» Records supplied

=-=-=-=-=

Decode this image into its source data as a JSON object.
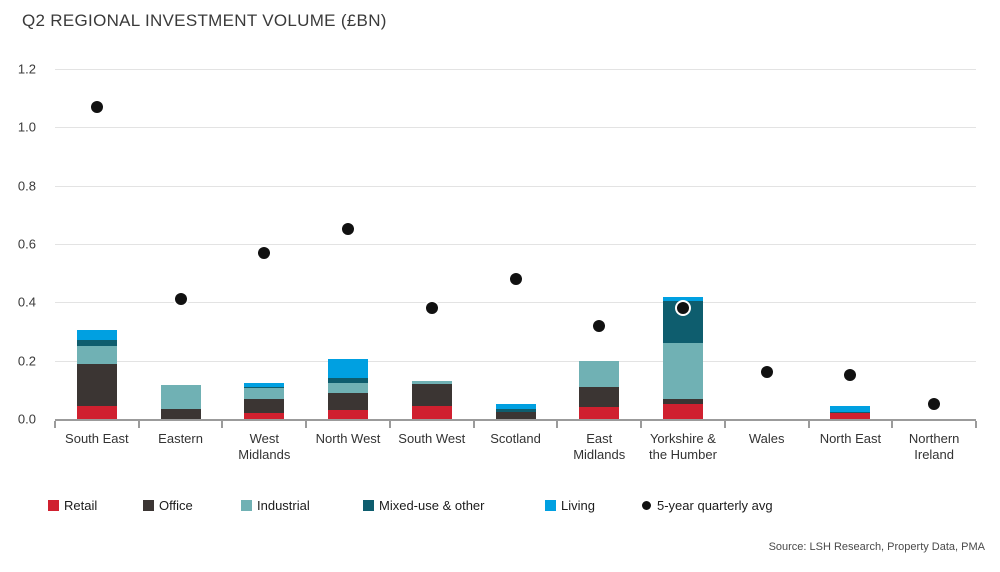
{
  "page": {
    "title": "Q2 REGIONAL INVESTMENT VOLUME (£BN)",
    "source": "Source: LSH Research, Property Data, PMA"
  },
  "chart_data": {
    "type": "bar",
    "stacked": true,
    "title": "Q2 REGIONAL INVESTMENT VOLUME (£BN)",
    "ylabel": "£bn",
    "ylim": [
      0,
      1.2
    ],
    "yticks": [
      "0.0",
      "0.2",
      "0.4",
      "0.6",
      "0.8",
      "1.0",
      "1.2"
    ],
    "grid": "horizontal",
    "legend_position": "bottom",
    "categories": [
      "South East",
      "Eastern",
      "West Midlands",
      "North West",
      "South West",
      "Scotland",
      "East Midlands",
      "Yorkshire & the Humber",
      "Wales",
      "North East",
      "Northern Ireland"
    ],
    "series": [
      {
        "name": "Retail",
        "color": "#d0202f",
        "values": [
          0.045,
          0,
          0.02,
          0.03,
          0.045,
          0,
          0.04,
          0.05,
          0,
          0.02,
          0
        ]
      },
      {
        "name": "Office",
        "color": "#3b3533",
        "values": [
          0.145,
          0.035,
          0.05,
          0.06,
          0.075,
          0.025,
          0.07,
          0.02,
          0,
          0,
          0
        ]
      },
      {
        "name": "Industrial",
        "color": "#70b1b4",
        "values": [
          0.06,
          0.08,
          0.035,
          0.035,
          0.01,
          0,
          0.09,
          0.19,
          0,
          0,
          0
        ]
      },
      {
        "name": "Mixed-use & other",
        "color": "#0e5d6e",
        "values": [
          0.02,
          0,
          0.005,
          0.015,
          0,
          0.01,
          0,
          0.145,
          0,
          0.005,
          0
        ]
      },
      {
        "name": "Living",
        "color": "#00a0e1",
        "values": [
          0.035,
          0,
          0.015,
          0.065,
          0,
          0.015,
          0,
          0.015,
          0,
          0.02,
          0
        ]
      }
    ],
    "dots": {
      "name": "5-year quarterly avg",
      "color": "#111111",
      "values": [
        1.07,
        0.41,
        0.57,
        0.65,
        0.38,
        0.48,
        0.32,
        0.38,
        0.16,
        0.15,
        0.05
      ]
    }
  }
}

=-=-=-=-=

» Directions for this task
Across the records above, count the lines holding "color" and reply with that number alone.

» Written response
6